> **Problem details**
Check every line of the entries that follow, and copy the ones containing "pedala".
+--
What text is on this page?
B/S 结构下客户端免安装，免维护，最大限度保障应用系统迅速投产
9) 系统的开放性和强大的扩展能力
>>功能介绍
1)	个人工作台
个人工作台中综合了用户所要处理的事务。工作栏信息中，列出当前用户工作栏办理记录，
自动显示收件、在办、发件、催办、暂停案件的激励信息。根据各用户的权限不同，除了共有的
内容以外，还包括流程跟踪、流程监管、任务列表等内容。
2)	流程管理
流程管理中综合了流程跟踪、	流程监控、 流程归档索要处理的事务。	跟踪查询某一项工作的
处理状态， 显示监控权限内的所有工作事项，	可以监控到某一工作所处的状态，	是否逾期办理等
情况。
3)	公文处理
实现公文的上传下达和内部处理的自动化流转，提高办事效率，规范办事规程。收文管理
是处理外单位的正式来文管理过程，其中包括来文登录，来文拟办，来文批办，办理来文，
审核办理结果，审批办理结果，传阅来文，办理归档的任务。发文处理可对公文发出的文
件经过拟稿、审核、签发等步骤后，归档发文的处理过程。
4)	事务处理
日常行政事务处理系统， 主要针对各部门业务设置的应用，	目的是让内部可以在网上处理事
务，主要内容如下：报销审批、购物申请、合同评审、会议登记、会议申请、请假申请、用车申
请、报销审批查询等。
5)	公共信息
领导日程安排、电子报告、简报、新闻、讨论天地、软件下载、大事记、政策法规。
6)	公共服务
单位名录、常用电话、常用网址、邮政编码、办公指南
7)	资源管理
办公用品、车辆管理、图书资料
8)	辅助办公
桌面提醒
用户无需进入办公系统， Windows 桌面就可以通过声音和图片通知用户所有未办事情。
+--
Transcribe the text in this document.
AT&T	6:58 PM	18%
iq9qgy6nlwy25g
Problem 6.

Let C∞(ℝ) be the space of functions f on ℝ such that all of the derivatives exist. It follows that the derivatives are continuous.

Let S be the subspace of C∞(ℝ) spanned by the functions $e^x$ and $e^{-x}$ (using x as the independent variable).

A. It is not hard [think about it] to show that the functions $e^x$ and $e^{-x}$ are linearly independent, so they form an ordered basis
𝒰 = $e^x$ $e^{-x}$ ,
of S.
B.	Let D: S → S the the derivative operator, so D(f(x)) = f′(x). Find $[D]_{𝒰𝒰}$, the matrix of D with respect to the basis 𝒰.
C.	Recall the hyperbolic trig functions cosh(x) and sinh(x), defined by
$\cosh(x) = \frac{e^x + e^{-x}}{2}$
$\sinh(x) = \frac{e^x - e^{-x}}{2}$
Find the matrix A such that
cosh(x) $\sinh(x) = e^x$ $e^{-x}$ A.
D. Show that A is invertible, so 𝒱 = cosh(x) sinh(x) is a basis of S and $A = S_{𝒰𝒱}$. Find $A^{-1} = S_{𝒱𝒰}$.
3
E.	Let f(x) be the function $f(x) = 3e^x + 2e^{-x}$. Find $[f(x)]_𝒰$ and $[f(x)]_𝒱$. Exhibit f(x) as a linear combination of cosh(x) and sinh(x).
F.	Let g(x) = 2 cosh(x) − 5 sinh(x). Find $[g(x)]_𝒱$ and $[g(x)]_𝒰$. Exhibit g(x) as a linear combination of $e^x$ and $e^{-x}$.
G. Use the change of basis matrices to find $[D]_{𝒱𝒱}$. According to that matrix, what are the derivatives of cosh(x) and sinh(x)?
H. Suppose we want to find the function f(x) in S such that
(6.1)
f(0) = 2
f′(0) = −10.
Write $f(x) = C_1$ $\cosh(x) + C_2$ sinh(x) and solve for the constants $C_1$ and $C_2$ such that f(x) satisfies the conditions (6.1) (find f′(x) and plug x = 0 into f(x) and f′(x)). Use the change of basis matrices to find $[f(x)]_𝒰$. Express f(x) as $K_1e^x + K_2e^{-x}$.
+--
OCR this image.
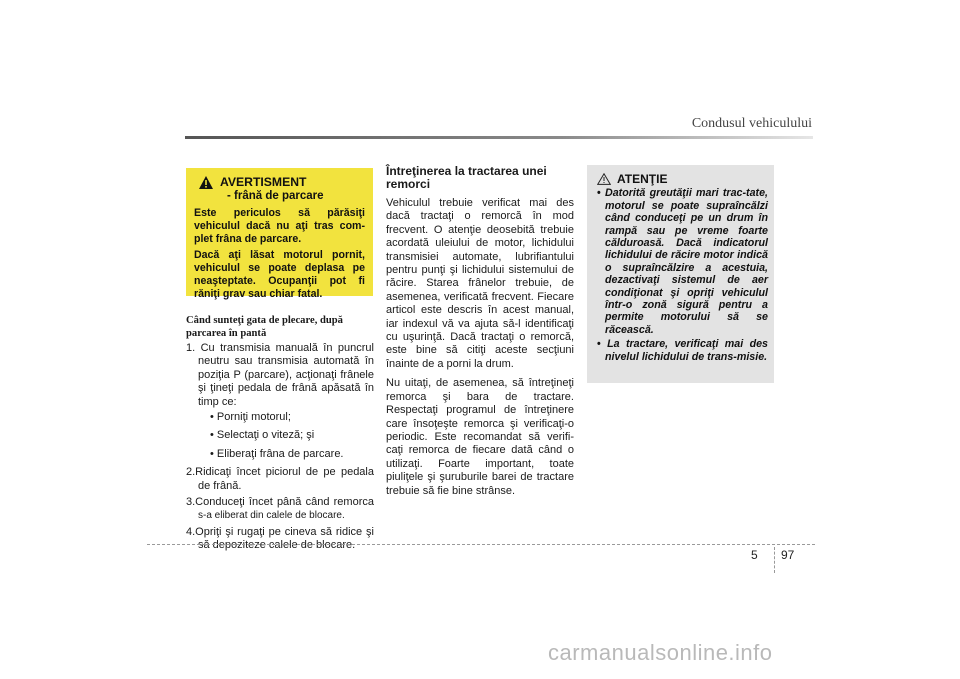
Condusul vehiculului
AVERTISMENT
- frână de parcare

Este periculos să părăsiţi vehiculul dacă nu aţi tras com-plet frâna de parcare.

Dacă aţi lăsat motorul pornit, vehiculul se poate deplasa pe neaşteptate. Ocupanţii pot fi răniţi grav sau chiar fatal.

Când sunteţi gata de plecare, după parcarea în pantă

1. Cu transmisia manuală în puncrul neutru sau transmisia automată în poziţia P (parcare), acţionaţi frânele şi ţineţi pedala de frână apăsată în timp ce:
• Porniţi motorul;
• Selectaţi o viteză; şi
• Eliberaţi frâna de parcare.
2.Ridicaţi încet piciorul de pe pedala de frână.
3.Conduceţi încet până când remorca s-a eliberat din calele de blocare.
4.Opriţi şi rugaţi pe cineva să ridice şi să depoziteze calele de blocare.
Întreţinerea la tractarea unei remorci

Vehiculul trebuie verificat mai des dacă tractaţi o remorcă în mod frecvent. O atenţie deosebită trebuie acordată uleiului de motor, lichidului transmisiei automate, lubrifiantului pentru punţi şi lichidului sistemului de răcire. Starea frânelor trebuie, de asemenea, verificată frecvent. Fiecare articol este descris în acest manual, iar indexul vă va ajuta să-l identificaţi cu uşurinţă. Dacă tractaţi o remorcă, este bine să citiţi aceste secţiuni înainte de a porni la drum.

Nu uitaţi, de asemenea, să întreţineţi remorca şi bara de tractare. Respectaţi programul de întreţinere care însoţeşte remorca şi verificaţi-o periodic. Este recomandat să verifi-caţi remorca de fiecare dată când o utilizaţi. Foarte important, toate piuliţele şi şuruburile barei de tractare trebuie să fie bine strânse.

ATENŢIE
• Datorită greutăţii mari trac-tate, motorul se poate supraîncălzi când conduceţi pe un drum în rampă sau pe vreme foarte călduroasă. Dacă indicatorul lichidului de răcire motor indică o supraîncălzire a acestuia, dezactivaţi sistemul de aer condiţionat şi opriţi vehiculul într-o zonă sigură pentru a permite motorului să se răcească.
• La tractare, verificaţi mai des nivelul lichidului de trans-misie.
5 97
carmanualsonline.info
+--
> **Exercise answer**
1. Cu transmisia manuală în puncrul neutru sau transmisia automată în poziţia P (parcare), acţionaţi frânele şi ţineţi pedala de frână apăsată în timp ce:
2.Ridicaţi încet piciorul de pe pedala de frână.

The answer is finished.